[start]

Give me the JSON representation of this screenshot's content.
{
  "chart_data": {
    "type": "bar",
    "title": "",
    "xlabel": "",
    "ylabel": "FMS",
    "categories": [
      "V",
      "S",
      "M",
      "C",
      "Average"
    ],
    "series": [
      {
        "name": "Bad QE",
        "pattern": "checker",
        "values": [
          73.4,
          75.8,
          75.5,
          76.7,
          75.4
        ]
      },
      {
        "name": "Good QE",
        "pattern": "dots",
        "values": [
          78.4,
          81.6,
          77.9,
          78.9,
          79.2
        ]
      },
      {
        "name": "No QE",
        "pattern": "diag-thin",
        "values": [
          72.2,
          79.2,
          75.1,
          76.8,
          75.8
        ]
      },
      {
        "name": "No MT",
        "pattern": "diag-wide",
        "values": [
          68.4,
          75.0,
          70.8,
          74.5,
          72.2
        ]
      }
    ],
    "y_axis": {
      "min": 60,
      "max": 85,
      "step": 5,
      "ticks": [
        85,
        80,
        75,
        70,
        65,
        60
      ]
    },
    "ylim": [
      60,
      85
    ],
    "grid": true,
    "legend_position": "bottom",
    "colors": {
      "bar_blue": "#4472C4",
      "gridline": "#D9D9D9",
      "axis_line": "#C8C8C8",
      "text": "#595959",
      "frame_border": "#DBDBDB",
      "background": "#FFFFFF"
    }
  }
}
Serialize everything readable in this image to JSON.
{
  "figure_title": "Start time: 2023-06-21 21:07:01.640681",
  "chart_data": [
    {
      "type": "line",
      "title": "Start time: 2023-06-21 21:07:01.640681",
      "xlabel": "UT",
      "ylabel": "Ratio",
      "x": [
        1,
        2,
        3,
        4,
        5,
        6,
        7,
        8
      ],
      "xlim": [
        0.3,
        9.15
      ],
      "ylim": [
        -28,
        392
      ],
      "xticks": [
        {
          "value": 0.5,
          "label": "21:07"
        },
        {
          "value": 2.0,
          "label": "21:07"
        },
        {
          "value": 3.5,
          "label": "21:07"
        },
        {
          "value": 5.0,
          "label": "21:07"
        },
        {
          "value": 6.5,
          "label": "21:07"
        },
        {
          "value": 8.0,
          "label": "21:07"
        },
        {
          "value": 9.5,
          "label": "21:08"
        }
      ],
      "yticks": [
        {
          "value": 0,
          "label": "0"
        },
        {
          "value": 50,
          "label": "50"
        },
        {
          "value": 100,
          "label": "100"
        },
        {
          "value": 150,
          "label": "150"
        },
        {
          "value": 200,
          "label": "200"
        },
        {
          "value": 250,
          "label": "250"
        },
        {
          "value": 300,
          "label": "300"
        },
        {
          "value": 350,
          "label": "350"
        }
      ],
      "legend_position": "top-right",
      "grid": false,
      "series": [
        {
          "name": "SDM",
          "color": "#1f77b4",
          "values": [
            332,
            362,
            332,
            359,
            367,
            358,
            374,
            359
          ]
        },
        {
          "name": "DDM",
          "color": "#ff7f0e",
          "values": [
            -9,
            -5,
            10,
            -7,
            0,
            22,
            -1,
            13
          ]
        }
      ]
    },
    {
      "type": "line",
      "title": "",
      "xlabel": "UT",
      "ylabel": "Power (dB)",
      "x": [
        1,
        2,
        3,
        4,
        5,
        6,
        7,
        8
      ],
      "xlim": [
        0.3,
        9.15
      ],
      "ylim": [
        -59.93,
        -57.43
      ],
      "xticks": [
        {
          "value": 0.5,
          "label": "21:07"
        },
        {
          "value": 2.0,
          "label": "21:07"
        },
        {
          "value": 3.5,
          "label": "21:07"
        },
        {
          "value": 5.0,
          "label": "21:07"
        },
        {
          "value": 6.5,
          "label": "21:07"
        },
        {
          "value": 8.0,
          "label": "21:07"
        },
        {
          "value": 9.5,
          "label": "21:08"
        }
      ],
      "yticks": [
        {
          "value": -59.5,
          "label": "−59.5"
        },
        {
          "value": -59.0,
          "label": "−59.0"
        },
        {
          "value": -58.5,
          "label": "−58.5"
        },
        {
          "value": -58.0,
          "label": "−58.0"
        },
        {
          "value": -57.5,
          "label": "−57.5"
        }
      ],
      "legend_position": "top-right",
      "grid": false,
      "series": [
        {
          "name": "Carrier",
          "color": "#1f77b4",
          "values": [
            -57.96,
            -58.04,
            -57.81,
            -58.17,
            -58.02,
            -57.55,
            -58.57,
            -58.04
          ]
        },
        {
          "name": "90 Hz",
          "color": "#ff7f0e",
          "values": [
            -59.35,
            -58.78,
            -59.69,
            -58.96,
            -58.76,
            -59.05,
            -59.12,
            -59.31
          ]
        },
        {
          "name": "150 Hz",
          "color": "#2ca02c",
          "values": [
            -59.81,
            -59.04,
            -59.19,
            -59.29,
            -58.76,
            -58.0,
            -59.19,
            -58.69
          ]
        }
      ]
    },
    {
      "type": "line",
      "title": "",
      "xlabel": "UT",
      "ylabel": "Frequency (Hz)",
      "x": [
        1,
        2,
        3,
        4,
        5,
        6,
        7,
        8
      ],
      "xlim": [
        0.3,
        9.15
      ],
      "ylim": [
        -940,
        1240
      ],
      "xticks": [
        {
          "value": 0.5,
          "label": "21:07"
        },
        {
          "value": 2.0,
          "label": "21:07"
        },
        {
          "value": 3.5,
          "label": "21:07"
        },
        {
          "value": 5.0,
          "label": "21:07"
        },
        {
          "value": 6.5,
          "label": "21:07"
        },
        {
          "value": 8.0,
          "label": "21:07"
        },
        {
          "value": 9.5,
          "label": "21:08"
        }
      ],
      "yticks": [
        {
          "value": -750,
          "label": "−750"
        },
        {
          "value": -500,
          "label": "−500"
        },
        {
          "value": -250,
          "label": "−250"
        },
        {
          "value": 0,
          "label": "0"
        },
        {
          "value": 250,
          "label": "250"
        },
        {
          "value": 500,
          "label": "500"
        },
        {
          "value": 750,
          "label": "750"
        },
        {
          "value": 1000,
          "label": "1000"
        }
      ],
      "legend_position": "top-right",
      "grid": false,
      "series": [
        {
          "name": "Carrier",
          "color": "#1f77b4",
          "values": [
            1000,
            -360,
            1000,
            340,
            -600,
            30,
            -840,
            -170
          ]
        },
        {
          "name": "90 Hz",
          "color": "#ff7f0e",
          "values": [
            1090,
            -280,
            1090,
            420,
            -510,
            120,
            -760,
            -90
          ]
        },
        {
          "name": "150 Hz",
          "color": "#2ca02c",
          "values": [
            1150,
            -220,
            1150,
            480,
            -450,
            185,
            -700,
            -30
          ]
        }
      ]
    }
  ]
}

[end]

• Problem description:
Extract each entry in full and write it down exactly.

• Solved problem:
Give me the JSON representation of this screenshot's content.
{
  "chart_data": {
    "type": "bar",
    "title": "",
    "xlabel": "",
    "ylabel": "FMS",
    "categories": [
      "V",
      "S",
      "M",
      "C",
      "Average"
    ],
    "series": [
      {
        "name": "Bad QE",
        "pattern": "checker",
        "values": [
          73.4,
          75.8,
          75.5,
          76.7,
          75.4
        ]
      },
      {
        "name": "Good QE",
        "pattern": "dots",
        "values": [
          78.4,
          81.6,
          77.9,
          78.9,
          79.2
        ]
      },
      {
        "name": "No QE",
        "pattern": "diag-thin",
        "values": [
          72.2,
          79.2,
          75.1,
          76.8,
          75.8
        ]
      },
      {
        "name": "No MT",
        "pattern": "diag-wide",
        "values": [
          68.4,
          75.0,
          70.8,
          74.5,
          72.2
        ]
      }
    ],
    "y_axis": {
      "min": 60,
      "max": 85,
      "step": 5,
      "ticks": [
        85,
        80,
        75,
        70,
        65,
        60
      ]
    },
    "ylim": [
      60,
      85
    ],
    "grid": true,
    "legend_position": "bottom",
    "colors": {
      "bar_blue": "#4472C4",
      "gridline": "#D9D9D9",
      "axis_line": "#C8C8C8",
      "text": "#595959",
      "frame_border": "#DBDBDB",
      "background": "#FFFFFF"
    }
  }
}
Serialize everything readable in this image to JSON.
{
  "figure_title": "Start time: 2023-06-21 21:07:01.640681",
  "chart_data": [
    {
      "type": "line",
      "title": "Start time: 2023-06-21 21:07:01.640681",
      "xlabel": "UT",
      "ylabel": "Ratio",
      "x": [
        1,
        2,
        3,
        4,
        5,
        6,
        7,
        8
      ],
      "xlim": [
        0.3,
        9.15
      ],
      "ylim": [
        -28,
        392
      ],
      "xticks": [
        {
          "value": 0.5,
          "label": "21:07"
        },
        {
          "value": 2.0,
          "label": "21:07"
        },
        {
          "value": 3.5,
          "label": "21:07"
        },
        {
          "value": 5.0,
          "label": "21:07"
        },
        {
          "value": 6.5,
          "label": "21:07"
        },
        {
          "value": 8.0,
          "label": "21:07"
        },
        {
          "value": 9.5,
          "label": "21:08"
        }
      ],
      "yticks": [
        {
          "value": 0,
          "label": "0"
        },
        {
          "value": 50,
          "label": "50"
        },
        {
          "value": 100,
          "label": "100"
        },
        {
          "value": 150,
          "label": "150"
        },
        {
          "value": 200,
          "label": "200"
        },
        {
          "value": 250,
          "label": "250"
        },
        {
          "value": 300,
          "label": "300"
        },
        {
          "value": 350,
          "label": "350"
        }
      ],
      "legend_position": "top-right",
      "grid": false,
      "series": [
        {
          "name": "SDM",
          "color": "#1f77b4",
          "values": [
            332,
            362,
            332,
            359,
            367,
            358,
            374,
            359
          ]
        },
        {
          "name": "DDM",
          "color": "#ff7f0e",
          "values": [
            -9,
            -5,
            10,
            -7,
            0,
            22,
            -1,
            13
          ]
        }
      ]
    },
    {
      "type": "line",
      "title": "",
      "xlabel": "UT",
      "ylabel": "Power (dB)",
      "x": [
        1,
        2,
        3,
        4,
        5,
        6,
        7,
        8
      ],
      "xlim": [
        0.3,
        9.15
      ],
      "ylim": [
        -59.93,
        -57.43
      ],
      "xticks": [
        {
          "value": 0.5,
          "label": "21:07"
        },
        {
          "value": 2.0,
          "label": "21:07"
        },
        {
          "value": 3.5,
          "label": "21:07"
        },
        {
          "value": 5.0,
          "label": "21:07"
        },
        {
          "value": 6.5,
          "label": "21:07"
        },
        {
          "value": 8.0,
          "label": "21:07"
        },
        {
          "value": 9.5,
          "label": "21:08"
        }
      ],
      "yticks": [
        {
          "value": -59.5,
          "label": "−59.5"
        },
        {
          "value": -59.0,
          "label": "−59.0"
        },
        {
          "value": -58.5,
          "label": "−58.5"
        },
        {
          "value": -58.0,
          "label": "−58.0"
        },
        {
          "value": -57.5,
          "label": "−57.5"
        }
      ],
      "legend_position": "top-right",
      "grid": false,
      "series": [
        {
          "name": "Carrier",
          "color": "#1f77b4",
          "values": [
            -57.96,
            -58.04,
            -57.81,
            -58.17,
            -58.02,
            -57.55,
            -58.57,
            -58.04
          ]
        },
        {
          "name": "90 Hz",
          "color": "#ff7f0e",
          "values": [
            -59.35,
            -58.78,
            -59.69,
            -58.96,
            -58.76,
            -59.05,
            -59.12,
            -59.31
          ]
        },
        {
          "name": "150 Hz",
          "color": "#2ca02c",
          "values": [
            -59.81,
            -59.04,
            -59.19,
            -59.29,
            -58.76,
            -58.0,
            -59.19,
            -58.69
          ]
        }
      ]
    },
    {
      "type": "line",
      "title": "",
      "xlabel": "UT",
      "ylabel": "Frequency (Hz)",
      "x": [
        1,
        2,
        3,
        4,
        5,
        6,
        7,
        8
      ],
      "xlim": [
        0.3,
        9.15
      ],
      "ylim": [
        -940,
        1240
      ],
      "xticks": [
        {
          "value": 0.5,
          "label": "21:07"
        },
        {
          "value": 2.0,
          "label": "21:07"
        },
        {
          "value": 3.5,
          "label": "21:07"
        },
        {
          "value": 5.0,
          "label": "21:07"
        },
        {
          "value": 6.5,
          "label": "21:07"
        },
        {
          "value": 8.0,
          "label": "21:07"
        },
        {
          "value": 9.5,
          "label": "21:08"
        }
      ],
      "yticks": [
        {
          "value": -750,
          "label": "−750"
        },
        {
          "value": -500,
          "label": "−500"
        },
        {
          "value": -250,
          "label": "−250"
        },
        {
          "value": 0,
          "label": "0"
        },
        {
          "value": 250,
          "label": "250"
        },
        {
          "value": 500,
          "label": "500"
        },
        {
          "value": 750,
          "label": "750"
        },
        {
          "value": 1000,
          "label": "1000"
        }
      ],
      "legend_position": "top-right",
      "grid": false,
      "series": [
        {
          "name": "Carrier",
          "color": "#1f77b4",
          "values": [
            1000,
            -360,
            1000,
            340,
            -600,
            30,
            -840,
            -170
          ]
        },
        {
          "name": "90 Hz",
          "color": "#ff7f0e",
          "values": [
            1090,
            -280,
            1090,
            420,
            -510,
            120,
            -760,
            -90
          ]
        },
        {
          "name": "150 Hz",
          "color": "#2ca02c",
          "values": [
            1150,
            -220,
            1150,
            480,
            -450,
            185,
            -700,
            -30
          ]
        }
      ]
    }
  ]
}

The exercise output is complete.